Records from a dataset
- - -

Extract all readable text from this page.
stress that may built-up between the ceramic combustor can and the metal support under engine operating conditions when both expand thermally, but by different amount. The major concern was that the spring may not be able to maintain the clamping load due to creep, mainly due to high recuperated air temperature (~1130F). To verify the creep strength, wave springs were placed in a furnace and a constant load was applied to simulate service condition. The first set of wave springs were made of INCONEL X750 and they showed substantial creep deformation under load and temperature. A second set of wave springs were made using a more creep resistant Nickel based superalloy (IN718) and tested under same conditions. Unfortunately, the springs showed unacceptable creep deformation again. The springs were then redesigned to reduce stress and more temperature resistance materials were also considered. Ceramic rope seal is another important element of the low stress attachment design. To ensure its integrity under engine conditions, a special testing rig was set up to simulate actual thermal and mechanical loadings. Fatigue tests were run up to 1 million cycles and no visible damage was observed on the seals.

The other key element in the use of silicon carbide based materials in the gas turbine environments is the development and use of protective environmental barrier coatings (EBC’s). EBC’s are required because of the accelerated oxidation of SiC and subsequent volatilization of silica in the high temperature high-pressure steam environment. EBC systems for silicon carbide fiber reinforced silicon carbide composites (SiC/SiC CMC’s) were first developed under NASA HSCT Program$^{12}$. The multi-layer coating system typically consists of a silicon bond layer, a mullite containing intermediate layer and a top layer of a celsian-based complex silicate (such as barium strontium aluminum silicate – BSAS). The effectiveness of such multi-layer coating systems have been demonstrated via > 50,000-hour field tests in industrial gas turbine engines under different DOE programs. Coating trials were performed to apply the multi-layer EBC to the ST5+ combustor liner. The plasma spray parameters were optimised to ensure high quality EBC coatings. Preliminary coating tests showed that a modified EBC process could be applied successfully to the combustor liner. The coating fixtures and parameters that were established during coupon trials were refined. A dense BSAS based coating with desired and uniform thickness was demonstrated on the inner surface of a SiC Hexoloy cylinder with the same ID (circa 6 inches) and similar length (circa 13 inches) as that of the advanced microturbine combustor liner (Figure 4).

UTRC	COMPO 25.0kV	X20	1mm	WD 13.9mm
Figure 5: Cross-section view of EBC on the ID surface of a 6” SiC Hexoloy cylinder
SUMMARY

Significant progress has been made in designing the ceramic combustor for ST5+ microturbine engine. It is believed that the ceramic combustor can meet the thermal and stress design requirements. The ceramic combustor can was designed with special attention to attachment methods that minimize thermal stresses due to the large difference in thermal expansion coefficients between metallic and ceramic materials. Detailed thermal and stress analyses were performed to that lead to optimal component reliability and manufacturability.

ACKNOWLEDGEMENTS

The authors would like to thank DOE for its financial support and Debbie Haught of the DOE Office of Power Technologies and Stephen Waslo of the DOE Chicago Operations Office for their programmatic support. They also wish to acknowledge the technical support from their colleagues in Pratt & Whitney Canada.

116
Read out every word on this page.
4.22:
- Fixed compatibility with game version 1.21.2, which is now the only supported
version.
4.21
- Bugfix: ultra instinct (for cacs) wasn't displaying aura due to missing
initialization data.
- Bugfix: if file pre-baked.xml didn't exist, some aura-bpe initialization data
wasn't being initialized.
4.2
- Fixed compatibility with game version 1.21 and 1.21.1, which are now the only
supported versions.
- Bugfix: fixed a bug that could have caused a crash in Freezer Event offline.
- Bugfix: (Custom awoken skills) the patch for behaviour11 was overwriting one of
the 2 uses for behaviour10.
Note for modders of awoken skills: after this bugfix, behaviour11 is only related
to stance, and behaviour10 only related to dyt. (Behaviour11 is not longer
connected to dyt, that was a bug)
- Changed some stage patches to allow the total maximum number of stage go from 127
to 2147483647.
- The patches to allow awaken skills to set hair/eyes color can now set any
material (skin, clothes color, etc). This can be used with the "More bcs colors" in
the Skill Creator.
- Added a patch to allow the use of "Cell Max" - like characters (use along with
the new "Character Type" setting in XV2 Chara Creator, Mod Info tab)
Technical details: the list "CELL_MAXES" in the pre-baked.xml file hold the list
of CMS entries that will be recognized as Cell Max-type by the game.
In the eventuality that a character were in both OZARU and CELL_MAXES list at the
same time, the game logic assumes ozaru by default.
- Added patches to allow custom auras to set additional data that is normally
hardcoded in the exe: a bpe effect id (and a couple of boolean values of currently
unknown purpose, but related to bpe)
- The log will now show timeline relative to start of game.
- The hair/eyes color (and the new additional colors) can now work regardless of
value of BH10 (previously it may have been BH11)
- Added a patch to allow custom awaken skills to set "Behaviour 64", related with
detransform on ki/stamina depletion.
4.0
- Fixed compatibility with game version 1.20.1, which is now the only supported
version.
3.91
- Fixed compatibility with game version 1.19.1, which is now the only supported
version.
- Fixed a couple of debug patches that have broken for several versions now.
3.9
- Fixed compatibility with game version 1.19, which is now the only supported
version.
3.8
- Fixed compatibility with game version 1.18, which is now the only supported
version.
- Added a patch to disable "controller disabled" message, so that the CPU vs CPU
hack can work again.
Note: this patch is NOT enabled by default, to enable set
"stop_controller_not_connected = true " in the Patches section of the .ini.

- - -

YOUR GOAL:
Return the entries in full, keeping every line exactly as it is.

PROBLEM SOLUTION:
Extract all readable text from this page.
stress that may built-up between the ceramic combustor can and the metal support under engine operating conditions when both expand thermally, but by different amount. The major concern was that the spring may not be able to maintain the clamping load due to creep, mainly due to high recuperated air temperature (~1130F). To verify the creep strength, wave springs were placed in a furnace and a constant load was applied to simulate service condition. The first set of wave springs were made of INCONEL X750 and they showed substantial creep deformation under load and temperature. A second set of wave springs were made using a more creep resistant Nickel based superalloy (IN718) and tested under same conditions. Unfortunately, the springs showed unacceptable creep deformation again. The springs were then redesigned to reduce stress and more temperature resistance materials were also considered. Ceramic rope seal is another important element of the low stress attachment design. To ensure its integrity under engine conditions, a special testing rig was set up to simulate actual thermal and mechanical loadings. Fatigue tests were run up to 1 million cycles and no visible damage was observed on the seals.

The other key element in the use of silicon carbide based materials in the gas turbine environments is the development and use of protective environmental barrier coatings (EBC’s). EBC’s are required because of the accelerated oxidation of SiC and subsequent volatilization of silica in the high temperature high-pressure steam environment. EBC systems for silicon carbide fiber reinforced silicon carbide composites (SiC/SiC CMC’s) were first developed under NASA HSCT Program$^{12}$. The multi-layer coating system typically consists of a silicon bond layer, a mullite containing intermediate layer and a top layer of a celsian-based complex silicate (such as barium strontium aluminum silicate – BSAS). The effectiveness of such multi-layer coating systems have been demonstrated via > 50,000-hour field tests in industrial gas turbine engines under different DOE programs. Coating trials were performed to apply the multi-layer EBC to the ST5+ combustor liner. The plasma spray parameters were optimised to ensure high quality EBC coatings. Preliminary coating tests showed that a modified EBC process could be applied successfully to the combustor liner. The coating fixtures and parameters that were established during coupon trials were refined. A dense BSAS based coating with desired and uniform thickness was demonstrated on the inner surface of a SiC Hexoloy cylinder with the same ID (circa 6 inches) and similar length (circa 13 inches) as that of the advanced microturbine combustor liner (Figure 4).

UTRC	COMPO 25.0kV	X20	1mm	WD 13.9mm
Figure 5: Cross-section view of EBC on the ID surface of a 6” SiC Hexoloy cylinder
SUMMARY

Significant progress has been made in designing the ceramic combustor for ST5+ microturbine engine. It is believed that the ceramic combustor can meet the thermal and stress design requirements. The ceramic combustor can was designed with special attention to attachment methods that minimize thermal stresses due to the large difference in thermal expansion coefficients between metallic and ceramic materials. Detailed thermal and stress analyses were performed to that lead to optimal component reliability and manufacturability.

ACKNOWLEDGEMENTS

The authors would like to thank DOE for its financial support and Debbie Haught of the DOE Office of Power Technologies and Stephen Waslo of the DOE Chicago Operations Office for their programmatic support. They also wish to acknowledge the technical support from their colleagues in Pratt & Whitney Canada.

116
Read out every word on this page.
4.22:
- Fixed compatibility with game version 1.21.2, which is now the only supported
version.
4.21
- Bugfix: ultra instinct (for cacs) wasn't displaying aura due to missing
initialization data.
- Bugfix: if file pre-baked.xml didn't exist, some aura-bpe initialization data
wasn't being initialized.
4.2
- Fixed compatibility with game version 1.21 and 1.21.1, which are now the only
supported versions.
- Bugfix: fixed a bug that could have caused a crash in Freezer Event offline.
- Bugfix: (Custom awoken skills) the patch for behaviour11 was overwriting one of
the 2 uses for behaviour10.
Note for modders of awoken skills: after this bugfix, behaviour11 is only related
to stance, and behaviour10 only related to dyt. (Behaviour11 is not longer
connected to dyt, that was a bug)
- Changed some stage patches to allow the total maximum number of stage go from 127
to 2147483647.
- The patches to allow awaken skills to set hair/eyes color can now set any
material (skin, clothes color, etc). This can be used with the "More bcs colors" in
the Skill Creator.
- Added a patch to allow the use of "Cell Max" - like characters (use along with
the new "Character Type" setting in XV2 Chara Creator, Mod Info tab)
Technical details: the list "CELL_MAXES" in the pre-baked.xml file hold the list
of CMS entries that will be recognized as Cell Max-type by the game.
In the eventuality that a character were in both OZARU and CELL_MAXES list at the
same time, the game logic assumes ozaru by default.
- Added patches to allow custom auras to set additional data that is normally
hardcoded in the exe: a bpe effect id (and a couple of boolean values of currently
unknown purpose, but related to bpe)
- The log will now show timeline relative to start of game.
- The hair/eyes color (and the new additional colors) can now work regardless of
value of BH10 (previously it may have been BH11)
- Added a patch to allow custom awaken skills to set "Behaviour 64", related with
detransform on ki/stamina depletion.
4.0
- Fixed compatibility with game version 1.20.1, which is now the only supported
version.
3.91
- Fixed compatibility with game version 1.19.1, which is now the only supported
version.
- Fixed a couple of debug patches that have broken for several versions now.
3.9
- Fixed compatibility with game version 1.19, which is now the only supported
version.
3.8
- Fixed compatibility with game version 1.18, which is now the only supported
version.
- Added a patch to disable "controller disabled" message, so that the CPU vs CPU
hack can work again.
Note: this patch is NOT enabled by default, to enable set
"stop_controller_not_connected = true " in the Patches section of the .ini.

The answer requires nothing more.